STATED GOAL: Identify all lines in the listing that include the word "Adelie", and copy them out.

_____

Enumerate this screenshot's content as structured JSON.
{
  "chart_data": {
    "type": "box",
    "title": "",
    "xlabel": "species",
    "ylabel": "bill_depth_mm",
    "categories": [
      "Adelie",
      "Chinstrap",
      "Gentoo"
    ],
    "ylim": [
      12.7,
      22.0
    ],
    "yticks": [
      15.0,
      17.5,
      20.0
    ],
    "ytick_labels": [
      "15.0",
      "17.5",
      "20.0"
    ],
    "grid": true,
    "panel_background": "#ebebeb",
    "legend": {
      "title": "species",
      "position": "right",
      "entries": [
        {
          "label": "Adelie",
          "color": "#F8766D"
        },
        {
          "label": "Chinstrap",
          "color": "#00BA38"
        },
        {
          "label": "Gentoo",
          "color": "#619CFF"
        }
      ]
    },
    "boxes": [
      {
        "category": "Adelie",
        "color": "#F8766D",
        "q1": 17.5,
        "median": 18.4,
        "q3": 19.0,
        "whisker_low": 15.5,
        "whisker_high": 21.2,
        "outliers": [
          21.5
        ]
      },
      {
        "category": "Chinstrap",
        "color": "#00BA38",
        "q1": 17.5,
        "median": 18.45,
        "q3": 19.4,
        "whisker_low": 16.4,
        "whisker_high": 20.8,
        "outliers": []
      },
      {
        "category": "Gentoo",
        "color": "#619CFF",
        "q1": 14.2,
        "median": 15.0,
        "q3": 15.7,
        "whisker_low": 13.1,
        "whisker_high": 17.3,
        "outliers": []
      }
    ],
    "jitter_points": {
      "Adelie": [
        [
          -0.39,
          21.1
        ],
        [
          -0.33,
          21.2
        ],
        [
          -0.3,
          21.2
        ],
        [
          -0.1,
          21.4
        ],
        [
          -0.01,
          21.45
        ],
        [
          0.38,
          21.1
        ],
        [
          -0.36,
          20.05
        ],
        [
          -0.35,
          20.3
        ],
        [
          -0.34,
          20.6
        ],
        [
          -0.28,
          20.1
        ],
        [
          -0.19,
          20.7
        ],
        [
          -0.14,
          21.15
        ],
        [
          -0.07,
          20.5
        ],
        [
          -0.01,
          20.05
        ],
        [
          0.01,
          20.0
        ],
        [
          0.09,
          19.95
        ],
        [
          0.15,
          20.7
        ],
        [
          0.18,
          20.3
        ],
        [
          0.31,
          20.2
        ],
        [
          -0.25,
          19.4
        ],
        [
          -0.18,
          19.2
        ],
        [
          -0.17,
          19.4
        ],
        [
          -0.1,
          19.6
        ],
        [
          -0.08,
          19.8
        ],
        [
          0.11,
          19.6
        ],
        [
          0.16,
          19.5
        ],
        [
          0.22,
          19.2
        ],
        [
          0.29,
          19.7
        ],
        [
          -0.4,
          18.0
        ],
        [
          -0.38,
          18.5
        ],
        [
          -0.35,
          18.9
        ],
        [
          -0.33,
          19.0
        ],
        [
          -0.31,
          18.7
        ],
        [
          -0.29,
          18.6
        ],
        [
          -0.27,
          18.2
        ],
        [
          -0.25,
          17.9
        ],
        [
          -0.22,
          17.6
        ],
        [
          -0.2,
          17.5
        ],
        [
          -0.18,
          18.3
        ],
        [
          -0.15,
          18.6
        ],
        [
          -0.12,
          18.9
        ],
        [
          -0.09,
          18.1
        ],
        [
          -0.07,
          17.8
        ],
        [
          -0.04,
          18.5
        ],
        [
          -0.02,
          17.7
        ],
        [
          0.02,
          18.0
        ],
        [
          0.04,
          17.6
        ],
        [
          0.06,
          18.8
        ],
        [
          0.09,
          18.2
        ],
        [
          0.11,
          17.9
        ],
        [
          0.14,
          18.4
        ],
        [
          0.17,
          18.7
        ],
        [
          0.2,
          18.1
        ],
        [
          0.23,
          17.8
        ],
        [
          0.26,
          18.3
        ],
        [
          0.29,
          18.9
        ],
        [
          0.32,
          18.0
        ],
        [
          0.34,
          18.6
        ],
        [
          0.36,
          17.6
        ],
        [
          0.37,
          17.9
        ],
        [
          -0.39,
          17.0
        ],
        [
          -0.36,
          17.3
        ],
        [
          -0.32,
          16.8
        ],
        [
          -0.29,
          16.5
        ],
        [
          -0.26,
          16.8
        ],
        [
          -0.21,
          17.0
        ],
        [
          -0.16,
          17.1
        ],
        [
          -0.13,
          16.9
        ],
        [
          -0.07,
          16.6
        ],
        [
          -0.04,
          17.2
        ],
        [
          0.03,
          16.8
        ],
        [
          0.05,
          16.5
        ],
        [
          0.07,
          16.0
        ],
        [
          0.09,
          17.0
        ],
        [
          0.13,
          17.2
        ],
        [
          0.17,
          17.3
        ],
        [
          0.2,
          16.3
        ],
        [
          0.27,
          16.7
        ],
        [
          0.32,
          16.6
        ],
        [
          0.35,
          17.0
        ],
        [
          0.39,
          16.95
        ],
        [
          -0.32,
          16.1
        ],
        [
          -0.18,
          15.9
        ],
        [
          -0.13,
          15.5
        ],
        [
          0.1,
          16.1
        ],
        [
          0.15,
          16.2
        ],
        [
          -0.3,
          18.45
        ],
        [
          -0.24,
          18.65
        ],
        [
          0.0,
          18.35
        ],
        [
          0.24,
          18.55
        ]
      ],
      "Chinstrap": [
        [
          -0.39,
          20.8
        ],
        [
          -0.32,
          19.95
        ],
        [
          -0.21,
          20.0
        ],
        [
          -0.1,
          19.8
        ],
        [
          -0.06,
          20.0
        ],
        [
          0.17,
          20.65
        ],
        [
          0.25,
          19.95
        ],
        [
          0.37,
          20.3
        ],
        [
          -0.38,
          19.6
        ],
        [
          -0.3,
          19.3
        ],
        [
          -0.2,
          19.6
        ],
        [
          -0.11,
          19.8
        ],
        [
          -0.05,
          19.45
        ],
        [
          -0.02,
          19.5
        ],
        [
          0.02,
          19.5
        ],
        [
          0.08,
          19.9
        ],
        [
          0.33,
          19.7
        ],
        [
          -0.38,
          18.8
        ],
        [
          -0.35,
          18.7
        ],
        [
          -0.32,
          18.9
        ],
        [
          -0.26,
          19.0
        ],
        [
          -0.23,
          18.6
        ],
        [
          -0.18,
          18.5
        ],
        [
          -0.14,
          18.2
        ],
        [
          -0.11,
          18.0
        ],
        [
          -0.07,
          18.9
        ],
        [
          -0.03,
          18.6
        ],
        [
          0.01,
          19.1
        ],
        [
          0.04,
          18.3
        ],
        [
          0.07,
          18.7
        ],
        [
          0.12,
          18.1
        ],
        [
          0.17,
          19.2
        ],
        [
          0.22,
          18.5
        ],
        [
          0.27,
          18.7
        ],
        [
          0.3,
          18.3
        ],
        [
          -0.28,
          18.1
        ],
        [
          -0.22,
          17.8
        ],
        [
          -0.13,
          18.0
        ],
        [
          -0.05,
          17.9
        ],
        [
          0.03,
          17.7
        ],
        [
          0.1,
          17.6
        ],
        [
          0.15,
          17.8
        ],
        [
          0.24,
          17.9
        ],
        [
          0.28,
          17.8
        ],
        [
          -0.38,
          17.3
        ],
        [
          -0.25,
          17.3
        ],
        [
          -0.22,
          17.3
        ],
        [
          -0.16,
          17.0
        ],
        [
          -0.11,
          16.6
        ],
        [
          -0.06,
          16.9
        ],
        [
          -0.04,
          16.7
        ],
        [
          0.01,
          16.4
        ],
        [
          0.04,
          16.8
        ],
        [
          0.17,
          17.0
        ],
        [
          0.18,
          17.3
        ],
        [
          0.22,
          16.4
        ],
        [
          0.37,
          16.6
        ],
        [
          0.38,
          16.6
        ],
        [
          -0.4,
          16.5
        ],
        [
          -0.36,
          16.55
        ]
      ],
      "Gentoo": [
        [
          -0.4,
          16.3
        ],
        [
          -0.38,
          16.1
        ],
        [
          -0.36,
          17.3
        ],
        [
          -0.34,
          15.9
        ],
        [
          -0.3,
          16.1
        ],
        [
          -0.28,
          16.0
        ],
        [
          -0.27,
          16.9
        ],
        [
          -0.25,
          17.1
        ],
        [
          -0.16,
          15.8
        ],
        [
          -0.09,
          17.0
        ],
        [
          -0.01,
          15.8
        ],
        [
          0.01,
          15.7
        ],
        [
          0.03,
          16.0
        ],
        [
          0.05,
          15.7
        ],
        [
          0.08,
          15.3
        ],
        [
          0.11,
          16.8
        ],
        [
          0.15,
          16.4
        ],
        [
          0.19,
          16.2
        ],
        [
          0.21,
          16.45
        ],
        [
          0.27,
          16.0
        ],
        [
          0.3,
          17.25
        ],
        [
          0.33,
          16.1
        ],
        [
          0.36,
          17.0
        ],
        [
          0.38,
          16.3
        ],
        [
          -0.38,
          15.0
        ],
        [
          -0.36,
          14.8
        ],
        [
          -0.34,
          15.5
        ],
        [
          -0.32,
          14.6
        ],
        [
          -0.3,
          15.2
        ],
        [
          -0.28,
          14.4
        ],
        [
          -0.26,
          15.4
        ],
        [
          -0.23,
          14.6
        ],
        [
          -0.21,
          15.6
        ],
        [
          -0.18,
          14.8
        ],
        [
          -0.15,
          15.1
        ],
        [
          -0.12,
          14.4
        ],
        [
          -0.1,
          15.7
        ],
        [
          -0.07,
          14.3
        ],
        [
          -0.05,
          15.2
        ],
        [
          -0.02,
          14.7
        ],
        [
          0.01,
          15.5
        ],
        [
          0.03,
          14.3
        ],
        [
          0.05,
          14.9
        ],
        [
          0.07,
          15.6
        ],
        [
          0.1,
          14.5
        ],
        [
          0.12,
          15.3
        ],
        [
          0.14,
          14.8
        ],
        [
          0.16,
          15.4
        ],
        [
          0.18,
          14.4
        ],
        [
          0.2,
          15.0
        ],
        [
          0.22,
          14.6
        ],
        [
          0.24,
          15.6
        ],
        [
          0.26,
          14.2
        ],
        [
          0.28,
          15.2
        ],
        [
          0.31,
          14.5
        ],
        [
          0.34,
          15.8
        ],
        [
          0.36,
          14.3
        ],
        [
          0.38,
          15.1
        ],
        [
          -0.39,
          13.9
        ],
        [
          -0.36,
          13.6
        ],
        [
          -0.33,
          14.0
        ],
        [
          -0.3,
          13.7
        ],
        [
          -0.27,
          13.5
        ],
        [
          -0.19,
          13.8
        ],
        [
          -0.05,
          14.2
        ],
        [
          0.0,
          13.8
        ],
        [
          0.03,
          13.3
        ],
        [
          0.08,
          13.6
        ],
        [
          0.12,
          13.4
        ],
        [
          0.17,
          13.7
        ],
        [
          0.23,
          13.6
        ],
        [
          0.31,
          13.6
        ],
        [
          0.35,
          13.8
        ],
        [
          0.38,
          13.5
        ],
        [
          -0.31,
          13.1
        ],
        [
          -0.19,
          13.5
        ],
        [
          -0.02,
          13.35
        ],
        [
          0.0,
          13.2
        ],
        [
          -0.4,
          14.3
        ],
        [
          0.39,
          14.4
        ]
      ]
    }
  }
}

_____

THE OUTPUT:
      "Adelie",
          "label": "Adelie",
        "category": "Adelie",
      "Adelie": [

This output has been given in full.